** Directions **
For every line in the records that has the word "закрытых", make a copy.

Excerpt from a dataset:

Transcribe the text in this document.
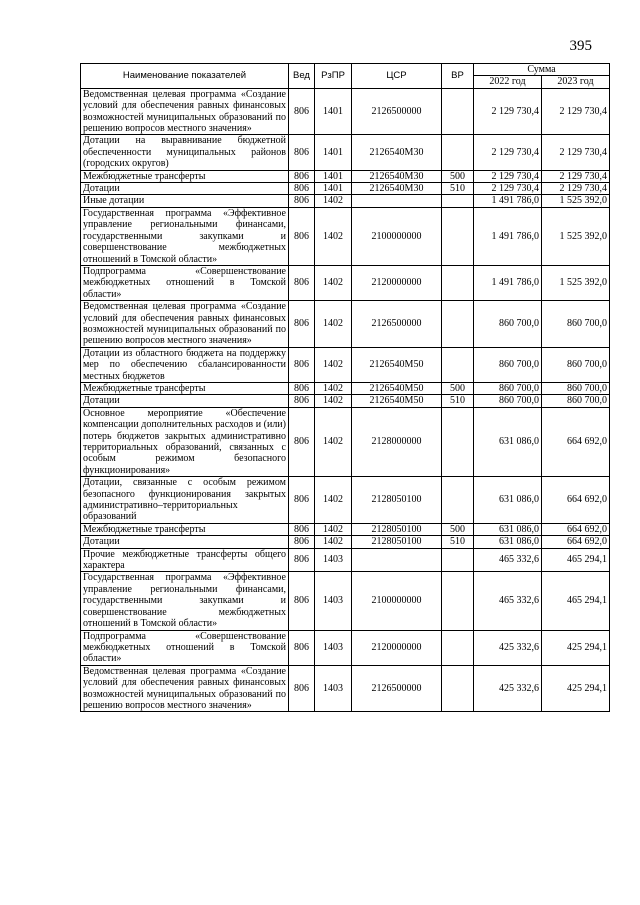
395
Наименование показателей	Вед	РзПР	ЦСР	ВР	Сумма	
					2022 год	2023 год
Ведомственная целевая программа «Создание условий для обеспечения равных финансовых возможностей муниципальных образований по решению вопросов местного значения»	806	1401	2126500000		2 129 730,4	2 129 730,4
Дотации на выравнивание бюджетной обеспеченности муниципальных районов (городских округов)	806	1401	2126540М30		2 129 730,4	2 129 730,4
Межбюджетные трансферты	806	1401	2126540М30	500	2 129 730,4	2 129 730,4
Дотации	806	1401	2126540М30	510	2 129 730,4	2 129 730,4
Иные дотации	806	1402			1 491 786,0	1 525 392,0
Государственная программа «Эффективное управление региональными финансами, государственными закупками и совершенствование межбюджетных отношений в Томской области»	806	1402	2100000000		1 491 786,0	1 525 392,0
Подпрограмма «Совершенствование межбюджетных отношений в Томской области»	806	1402	2120000000		1 491 786,0	1 525 392,0
Ведомственная целевая программа «Создание условий для обеспечения равных финансовых возможностей муниципальных образований по решению вопросов местного значения»	806	1402	2126500000		860 700,0	860 700,0
Дотации из областного бюджета на поддержку мер по обеспечению сбалансированности местных бюджетов	806	1402	2126540М50		860 700,0	860 700,0
Межбюджетные трансферты	806	1402	2126540М50	500	860 700,0	860 700,0
Дотации	806	1402	2126540М50	510	860 700,0	860 700,0
Основное мероприятие «Обеспечение компенсации дополнительных расходов и (или) потерь бюджетов закрытых административно территориальных образований, связанных с особым режимом безопасного функционирования»	806	1402	2128000000		631 086,0	664 692,0
Дотации, связанные с особым режимом безопасного функционирования закрытых административно–территориальных образований	806	1402	2128050100		631 086,0	664 692,0
Межбюджетные трансферты	806	1402	2128050100	500	631 086,0	664 692,0
Дотации	806	1402	2128050100	510	631 086,0	664 692,0
Прочие межбюджетные трансферты общего характера	806	1403			465 332,6	465 294,1
Государственная программа «Эффективное управление региональными финансами, государственными закупками и совершенствование межбюджетных отношений в Томской области»	806	1403	2100000000		465 332,6	465 294,1
Подпрограмма «Совершенствование межбюджетных отношений в Томской области»	806	1403	2120000000		425 332,6	425 294,1
Ведомственная целевая программа «Создание условий для обеспечения равных финансовых возможностей муниципальных образований по решению вопросов местного значения»	806	1403	2126500000		425 332,6	425 294,1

** Final result **
Основное мероприятие «Обеспечение компенсации дополнительных расходов и (или) потерь бюджетов закрытых административно территориальных образований, связанных с особым режимом безопасного функционирования»	806	1402	2128000000		631 086,0	664 692,0
Дотации, связанные с особым режимом безопасного функционирования закрытых административно–территориальных образований	806	1402	2128050100		631 086,0	664 692,0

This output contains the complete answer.